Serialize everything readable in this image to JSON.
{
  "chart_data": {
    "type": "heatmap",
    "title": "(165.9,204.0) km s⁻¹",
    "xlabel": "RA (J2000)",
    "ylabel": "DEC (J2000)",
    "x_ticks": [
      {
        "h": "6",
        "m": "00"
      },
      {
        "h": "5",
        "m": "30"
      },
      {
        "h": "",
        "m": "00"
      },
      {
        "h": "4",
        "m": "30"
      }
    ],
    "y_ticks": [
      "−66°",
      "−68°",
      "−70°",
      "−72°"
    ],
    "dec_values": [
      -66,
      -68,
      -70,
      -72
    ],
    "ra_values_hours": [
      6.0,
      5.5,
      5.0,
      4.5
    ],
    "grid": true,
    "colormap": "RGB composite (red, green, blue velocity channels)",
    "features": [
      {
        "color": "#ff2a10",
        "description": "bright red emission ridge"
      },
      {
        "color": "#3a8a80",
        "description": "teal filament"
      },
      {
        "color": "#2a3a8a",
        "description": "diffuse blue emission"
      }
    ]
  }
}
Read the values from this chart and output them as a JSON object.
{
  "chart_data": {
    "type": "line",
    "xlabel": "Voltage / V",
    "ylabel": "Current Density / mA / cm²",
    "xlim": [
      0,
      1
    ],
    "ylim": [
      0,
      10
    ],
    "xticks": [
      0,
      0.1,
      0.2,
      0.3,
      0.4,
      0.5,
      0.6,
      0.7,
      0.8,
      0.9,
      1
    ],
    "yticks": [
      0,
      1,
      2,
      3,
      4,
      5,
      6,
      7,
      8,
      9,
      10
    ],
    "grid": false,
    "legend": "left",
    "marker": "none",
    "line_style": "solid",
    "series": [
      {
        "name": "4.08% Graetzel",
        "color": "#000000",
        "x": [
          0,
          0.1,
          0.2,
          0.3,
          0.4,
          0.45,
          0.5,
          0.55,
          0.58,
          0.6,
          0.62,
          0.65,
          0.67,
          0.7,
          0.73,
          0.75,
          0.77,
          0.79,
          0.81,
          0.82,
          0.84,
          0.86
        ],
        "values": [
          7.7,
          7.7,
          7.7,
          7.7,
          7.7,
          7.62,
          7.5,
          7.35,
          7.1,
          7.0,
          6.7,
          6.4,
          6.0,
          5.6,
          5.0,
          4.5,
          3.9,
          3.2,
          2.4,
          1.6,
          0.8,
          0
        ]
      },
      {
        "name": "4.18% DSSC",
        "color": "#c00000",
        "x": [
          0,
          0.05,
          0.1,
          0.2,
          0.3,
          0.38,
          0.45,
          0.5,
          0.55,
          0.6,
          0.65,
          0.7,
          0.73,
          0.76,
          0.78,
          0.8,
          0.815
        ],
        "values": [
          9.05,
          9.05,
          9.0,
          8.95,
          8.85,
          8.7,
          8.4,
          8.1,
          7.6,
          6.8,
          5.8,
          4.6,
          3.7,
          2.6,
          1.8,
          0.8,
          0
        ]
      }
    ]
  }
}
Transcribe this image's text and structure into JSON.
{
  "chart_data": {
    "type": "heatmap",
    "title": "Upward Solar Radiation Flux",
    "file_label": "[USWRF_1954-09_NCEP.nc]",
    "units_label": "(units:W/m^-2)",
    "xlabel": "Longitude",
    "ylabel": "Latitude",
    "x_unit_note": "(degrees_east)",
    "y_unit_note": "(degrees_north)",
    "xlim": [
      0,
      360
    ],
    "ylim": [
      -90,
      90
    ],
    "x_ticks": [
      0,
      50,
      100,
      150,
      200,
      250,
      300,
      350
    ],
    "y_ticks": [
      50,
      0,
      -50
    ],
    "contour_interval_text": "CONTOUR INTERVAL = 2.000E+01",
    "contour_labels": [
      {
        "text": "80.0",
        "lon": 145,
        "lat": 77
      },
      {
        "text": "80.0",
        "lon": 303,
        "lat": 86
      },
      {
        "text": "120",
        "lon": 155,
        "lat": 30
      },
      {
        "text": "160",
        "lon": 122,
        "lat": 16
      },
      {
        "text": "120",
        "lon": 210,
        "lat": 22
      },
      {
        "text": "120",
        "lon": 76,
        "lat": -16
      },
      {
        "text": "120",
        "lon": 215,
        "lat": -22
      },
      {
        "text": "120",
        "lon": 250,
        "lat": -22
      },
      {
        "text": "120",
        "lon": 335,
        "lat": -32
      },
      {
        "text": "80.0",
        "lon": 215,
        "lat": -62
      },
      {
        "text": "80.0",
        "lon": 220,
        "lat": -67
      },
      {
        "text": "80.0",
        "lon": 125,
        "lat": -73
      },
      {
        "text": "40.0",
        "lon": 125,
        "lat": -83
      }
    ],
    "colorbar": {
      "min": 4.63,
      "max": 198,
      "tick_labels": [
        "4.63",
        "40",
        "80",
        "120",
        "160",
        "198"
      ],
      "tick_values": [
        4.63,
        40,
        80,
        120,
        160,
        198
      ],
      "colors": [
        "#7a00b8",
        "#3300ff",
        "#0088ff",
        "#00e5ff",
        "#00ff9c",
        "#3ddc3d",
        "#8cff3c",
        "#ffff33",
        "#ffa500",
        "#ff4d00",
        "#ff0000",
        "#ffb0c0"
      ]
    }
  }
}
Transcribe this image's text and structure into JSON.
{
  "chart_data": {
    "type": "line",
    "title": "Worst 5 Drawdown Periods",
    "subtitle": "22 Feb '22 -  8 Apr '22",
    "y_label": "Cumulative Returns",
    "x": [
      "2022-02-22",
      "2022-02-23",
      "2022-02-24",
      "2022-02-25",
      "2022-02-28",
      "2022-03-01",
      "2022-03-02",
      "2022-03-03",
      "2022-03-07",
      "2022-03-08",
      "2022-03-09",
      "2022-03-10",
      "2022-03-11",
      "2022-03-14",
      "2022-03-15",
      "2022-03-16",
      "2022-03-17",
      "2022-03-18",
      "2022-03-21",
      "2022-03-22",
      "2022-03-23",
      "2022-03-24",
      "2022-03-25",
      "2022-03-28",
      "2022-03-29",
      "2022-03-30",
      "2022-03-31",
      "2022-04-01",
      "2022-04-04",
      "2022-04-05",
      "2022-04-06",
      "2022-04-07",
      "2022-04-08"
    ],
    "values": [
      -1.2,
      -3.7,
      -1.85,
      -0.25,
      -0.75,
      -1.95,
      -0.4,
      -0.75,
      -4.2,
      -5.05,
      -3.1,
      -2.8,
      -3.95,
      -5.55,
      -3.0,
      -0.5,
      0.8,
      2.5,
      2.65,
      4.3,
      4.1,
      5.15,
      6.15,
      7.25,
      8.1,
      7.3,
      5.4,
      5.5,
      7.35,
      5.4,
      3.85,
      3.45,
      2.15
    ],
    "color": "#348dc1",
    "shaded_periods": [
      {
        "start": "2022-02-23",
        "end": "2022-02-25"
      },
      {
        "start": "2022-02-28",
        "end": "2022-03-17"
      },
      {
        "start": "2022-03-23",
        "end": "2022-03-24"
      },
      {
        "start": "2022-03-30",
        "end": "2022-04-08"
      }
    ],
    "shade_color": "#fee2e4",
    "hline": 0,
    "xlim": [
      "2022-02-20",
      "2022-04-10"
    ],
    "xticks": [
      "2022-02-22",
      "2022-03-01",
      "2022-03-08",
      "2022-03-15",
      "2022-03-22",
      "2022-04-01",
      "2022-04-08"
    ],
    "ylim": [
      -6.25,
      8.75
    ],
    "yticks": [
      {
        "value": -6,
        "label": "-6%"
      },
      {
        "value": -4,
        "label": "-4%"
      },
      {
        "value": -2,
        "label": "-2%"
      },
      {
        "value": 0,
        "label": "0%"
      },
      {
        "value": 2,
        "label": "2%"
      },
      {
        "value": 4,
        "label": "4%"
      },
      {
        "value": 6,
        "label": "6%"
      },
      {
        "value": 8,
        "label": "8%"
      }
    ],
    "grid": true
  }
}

****************

Print every record above exactly as written.

Serialize everything readable in this image to JSON.
{
  "chart_data": {
    "type": "heatmap",
    "title": "(165.9,204.0) km s⁻¹",
    "xlabel": "RA (J2000)",
    "ylabel": "DEC (J2000)",
    "x_ticks": [
      {
        "h": "6",
        "m": "00"
      },
      {
        "h": "5",
        "m": "30"
      },
      {
        "h": "",
        "m": "00"
      },
      {
        "h": "4",
        "m": "30"
      }
    ],
    "y_ticks": [
      "−66°",
      "−68°",
      "−70°",
      "−72°"
    ],
    "dec_values": [
      -66,
      -68,
      -70,
      -72
    ],
    "ra_values_hours": [
      6.0,
      5.5,
      5.0,
      4.5
    ],
    "grid": true,
    "colormap": "RGB composite (red, green, blue velocity channels)",
    "features": [
      {
        "color": "#ff2a10",
        "description": "bright red emission ridge"
      },
      {
        "color": "#3a8a80",
        "description": "teal filament"
      },
      {
        "color": "#2a3a8a",
        "description": "diffuse blue emission"
      }
    ]
  }
}
Read the values from this chart and output them as a JSON object.
{
  "chart_data": {
    "type": "line",
    "xlabel": "Voltage / V",
    "ylabel": "Current Density / mA / cm²",
    "xlim": [
      0,
      1
    ],
    "ylim": [
      0,
      10
    ],
    "xticks": [
      0,
      0.1,
      0.2,
      0.3,
      0.4,
      0.5,
      0.6,
      0.7,
      0.8,
      0.9,
      1
    ],
    "yticks": [
      0,
      1,
      2,
      3,
      4,
      5,
      6,
      7,
      8,
      9,
      10
    ],
    "grid": false,
    "legend": "left",
    "marker": "none",
    "line_style": "solid",
    "series": [
      {
        "name": "4.08% Graetzel",
        "color": "#000000",
        "x": [
          0,
          0.1,
          0.2,
          0.3,
          0.4,
          0.45,
          0.5,
          0.55,
          0.58,
          0.6,
          0.62,
          0.65,
          0.67,
          0.7,
          0.73,
          0.75,
          0.77,
          0.79,
          0.81,
          0.82,
          0.84,
          0.86
        ],
        "values": [
          7.7,
          7.7,
          7.7,
          7.7,
          7.7,
          7.62,
          7.5,
          7.35,
          7.1,
          7.0,
          6.7,
          6.4,
          6.0,
          5.6,
          5.0,
          4.5,
          3.9,
          3.2,
          2.4,
          1.6,
          0.8,
          0
        ]
      },
      {
        "name": "4.18% DSSC",
        "color": "#c00000",
        "x": [
          0,
          0.05,
          0.1,
          0.2,
          0.3,
          0.38,
          0.45,
          0.5,
          0.55,
          0.6,
          0.65,
          0.7,
          0.73,
          0.76,
          0.78,
          0.8,
          0.815
        ],
        "values": [
          9.05,
          9.05,
          9.0,
          8.95,
          8.85,
          8.7,
          8.4,
          8.1,
          7.6,
          6.8,
          5.8,
          4.6,
          3.7,
          2.6,
          1.8,
          0.8,
          0
        ]
      }
    ]
  }
}
Transcribe this image's text and structure into JSON.
{
  "chart_data": {
    "type": "heatmap",
    "title": "Upward Solar Radiation Flux",
    "file_label": "[USWRF_1954-09_NCEP.nc]",
    "units_label": "(units:W/m^-2)",
    "xlabel": "Longitude",
    "ylabel": "Latitude",
    "x_unit_note": "(degrees_east)",
    "y_unit_note": "(degrees_north)",
    "xlim": [
      0,
      360
    ],
    "ylim": [
      -90,
      90
    ],
    "x_ticks": [
      0,
      50,
      100,
      150,
      200,
      250,
      300,
      350
    ],
    "y_ticks": [
      50,
      0,
      -50
    ],
    "contour_interval_text": "CONTOUR INTERVAL = 2.000E+01",
    "contour_labels": [
      {
        "text": "80.0",
        "lon": 145,
        "lat": 77
      },
      {
        "text": "80.0",
        "lon": 303,
        "lat": 86
      },
      {
        "text": "120",
        "lon": 155,
        "lat": 30
      },
      {
        "text": "160",
        "lon": 122,
        "lat": 16
      },
      {
        "text": "120",
        "lon": 210,
        "lat": 22
      },
      {
        "text": "120",
        "lon": 76,
        "lat": -16
      },
      {
        "text": "120",
        "lon": 215,
        "lat": -22
      },
      {
        "text": "120",
        "lon": 250,
        "lat": -22
      },
      {
        "text": "120",
        "lon": 335,
        "lat": -32
      },
      {
        "text": "80.0",
        "lon": 215,
        "lat": -62
      },
      {
        "text": "80.0",
        "lon": 220,
        "lat": -67
      },
      {
        "text": "80.0",
        "lon": 125,
        "lat": -73
      },
      {
        "text": "40.0",
        "lon": 125,
        "lat": -83
      }
    ],
    "colorbar": {
      "min": 4.63,
      "max": 198,
      "tick_labels": [
        "4.63",
        "40",
        "80",
        "120",
        "160",
        "198"
      ],
      "tick_values": [
        4.63,
        40,
        80,
        120,
        160,
        198
      ],
      "colors": [
        "#7a00b8",
        "#3300ff",
        "#0088ff",
        "#00e5ff",
        "#00ff9c",
        "#3ddc3d",
        "#8cff3c",
        "#ffff33",
        "#ffa500",
        "#ff4d00",
        "#ff0000",
        "#ffb0c0"
      ]
    }
  }
}
Transcribe this image's text and structure into JSON.
{
  "chart_data": {
    "type": "line",
    "title": "Worst 5 Drawdown Periods",
    "subtitle": "22 Feb '22 -  8 Apr '22",
    "y_label": "Cumulative Returns",
    "x": [
      "2022-02-22",
      "2022-02-23",
      "2022-02-24",
      "2022-02-25",
      "2022-02-28",
      "2022-03-01",
      "2022-03-02",
      "2022-03-03",
      "2022-03-07",
      "2022-03-08",
      "2022-03-09",
      "2022-03-10",
      "2022-03-11",
      "2022-03-14",
      "2022-03-15",
      "2022-03-16",
      "2022-03-17",
      "2022-03-18",
      "2022-03-21",
      "2022-03-22",
      "2022-03-23",
      "2022-03-24",
      "2022-03-25",
      "2022-03-28",
      "2022-03-29",
      "2022-03-30",
      "2022-03-31",
      "2022-04-01",
      "2022-04-04",
      "2022-04-05",
      "2022-04-06",
      "2022-04-07",
      "2022-04-08"
    ],
    "values": [
      -1.2,
      -3.7,
      -1.85,
      -0.25,
      -0.75,
      -1.95,
      -0.4,
      -0.75,
      -4.2,
      -5.05,
      -3.1,
      -2.8,
      -3.95,
      -5.55,
      -3.0,
      -0.5,
      0.8,
      2.5,
      2.65,
      4.3,
      4.1,
      5.15,
      6.15,
      7.25,
      8.1,
      7.3,
      5.4,
      5.5,
      7.35,
      5.4,
      3.85,
      3.45,
      2.15
    ],
    "color": "#348dc1",
    "shaded_periods": [
      {
        "start": "2022-02-23",
        "end": "2022-02-25"
      },
      {
        "start": "2022-02-28",
        "end": "2022-03-17"
      },
      {
        "start": "2022-03-23",
        "end": "2022-03-24"
      },
      {
        "start": "2022-03-30",
        "end": "2022-04-08"
      }
    ],
    "shade_color": "#fee2e4",
    "hline": 0,
    "xlim": [
      "2022-02-20",
      "2022-04-10"
    ],
    "xticks": [
      "2022-02-22",
      "2022-03-01",
      "2022-03-08",
      "2022-03-15",
      "2022-03-22",
      "2022-04-01",
      "2022-04-08"
    ],
    "ylim": [
      -6.25,
      8.75
    ],
    "yticks": [
      {
        "value": -6,
        "label": "-6%"
      },
      {
        "value": -4,
        "label": "-4%"
      },
      {
        "value": -2,
        "label": "-2%"
      },
      {
        "value": 0,
        "label": "0%"
      },
      {
        "value": 2,
        "label": "2%"
      },
      {
        "value": 4,
        "label": "4%"
      },
      {
        "value": 6,
        "label": "6%"
      },
      {
        "value": 8,
        "label": "8%"
      }
    ],
    "grid": true
  }
}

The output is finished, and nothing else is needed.